### Stored data

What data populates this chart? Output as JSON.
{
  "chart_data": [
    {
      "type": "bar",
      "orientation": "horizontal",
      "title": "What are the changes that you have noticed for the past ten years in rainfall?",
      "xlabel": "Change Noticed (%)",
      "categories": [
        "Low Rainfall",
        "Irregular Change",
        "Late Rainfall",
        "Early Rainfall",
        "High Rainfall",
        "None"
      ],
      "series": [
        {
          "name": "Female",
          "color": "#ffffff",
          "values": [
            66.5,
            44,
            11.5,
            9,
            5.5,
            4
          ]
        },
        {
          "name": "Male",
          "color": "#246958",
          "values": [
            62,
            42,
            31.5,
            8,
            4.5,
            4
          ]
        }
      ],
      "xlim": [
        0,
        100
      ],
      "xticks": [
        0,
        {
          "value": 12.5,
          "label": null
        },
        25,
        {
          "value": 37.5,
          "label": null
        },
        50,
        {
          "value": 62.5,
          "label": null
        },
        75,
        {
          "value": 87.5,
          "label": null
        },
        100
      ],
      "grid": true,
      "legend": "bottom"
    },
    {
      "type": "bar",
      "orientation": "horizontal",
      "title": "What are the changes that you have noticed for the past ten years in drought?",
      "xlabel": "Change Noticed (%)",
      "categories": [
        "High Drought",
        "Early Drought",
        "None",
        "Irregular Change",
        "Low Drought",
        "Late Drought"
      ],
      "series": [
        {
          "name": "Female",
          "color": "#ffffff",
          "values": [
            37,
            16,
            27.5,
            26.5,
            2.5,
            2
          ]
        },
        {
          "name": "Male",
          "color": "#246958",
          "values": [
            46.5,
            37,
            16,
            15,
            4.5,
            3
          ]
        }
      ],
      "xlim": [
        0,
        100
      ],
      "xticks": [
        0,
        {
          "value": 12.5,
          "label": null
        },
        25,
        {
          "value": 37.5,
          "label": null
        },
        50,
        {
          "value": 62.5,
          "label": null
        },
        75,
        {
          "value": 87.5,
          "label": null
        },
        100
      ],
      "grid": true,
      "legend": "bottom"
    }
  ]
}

### Direction
Every entry should be printed again exactly as written.

### Written reply
What data populates this chart? Output as JSON.
{
  "chart_data": [
    {
      "type": "bar",
      "orientation": "horizontal",
      "title": "What are the changes that you have noticed for the past ten years in rainfall?",
      "xlabel": "Change Noticed (%)",
      "categories": [
        "Low Rainfall",
        "Irregular Change",
        "Late Rainfall",
        "Early Rainfall",
        "High Rainfall",
        "None"
      ],
      "series": [
        {
          "name": "Female",
          "color": "#ffffff",
          "values": [
            66.5,
            44,
            11.5,
            9,
            5.5,
            4
          ]
        },
        {
          "name": "Male",
          "color": "#246958",
          "values": [
            62,
            42,
            31.5,
            8,
            4.5,
            4
          ]
        }
      ],
      "xlim": [
        0,
        100
      ],
      "xticks": [
        0,
        {
          "value": 12.5,
          "label": null
        },
        25,
        {
          "value": 37.5,
          "label": null
        },
        50,
        {
          "value": 62.5,
          "label": null
        },
        75,
        {
          "value": 87.5,
          "label": null
        },
        100
      ],
      "grid": true,
      "legend": "bottom"
    },
    {
      "type": "bar",
      "orientation": "horizontal",
      "title": "What are the changes that you have noticed for the past ten years in drought?",
      "xlabel": "Change Noticed (%)",
      "categories": [
        "High Drought",
        "Early Drought",
        "None",
        "Irregular Change",
        "Low Drought",
        "Late Drought"
      ],
      "series": [
        {
          "name": "Female",
          "color": "#ffffff",
          "values": [
            37,
            16,
            27.5,
            26.5,
            2.5,
            2
          ]
        },
        {
          "name": "Male",
          "color": "#246958",
          "values": [
            46.5,
            37,
            16,
            15,
            4.5,
            3
          ]
        }
      ],
      "xlim": [
        0,
        100
      ],
      "xticks": [
        0,
        {
          "value": 12.5,
          "label": null
        },
        25,
        {
          "value": 37.5,
          "label": null
        },
        50,
        {
          "value": 62.5,
          "label": null
        },
        75,
        {
          "value": 87.5,
          "label": null
        },
        100
      ],
      "grid": true,
      "legend": "bottom"
    }
  ]
}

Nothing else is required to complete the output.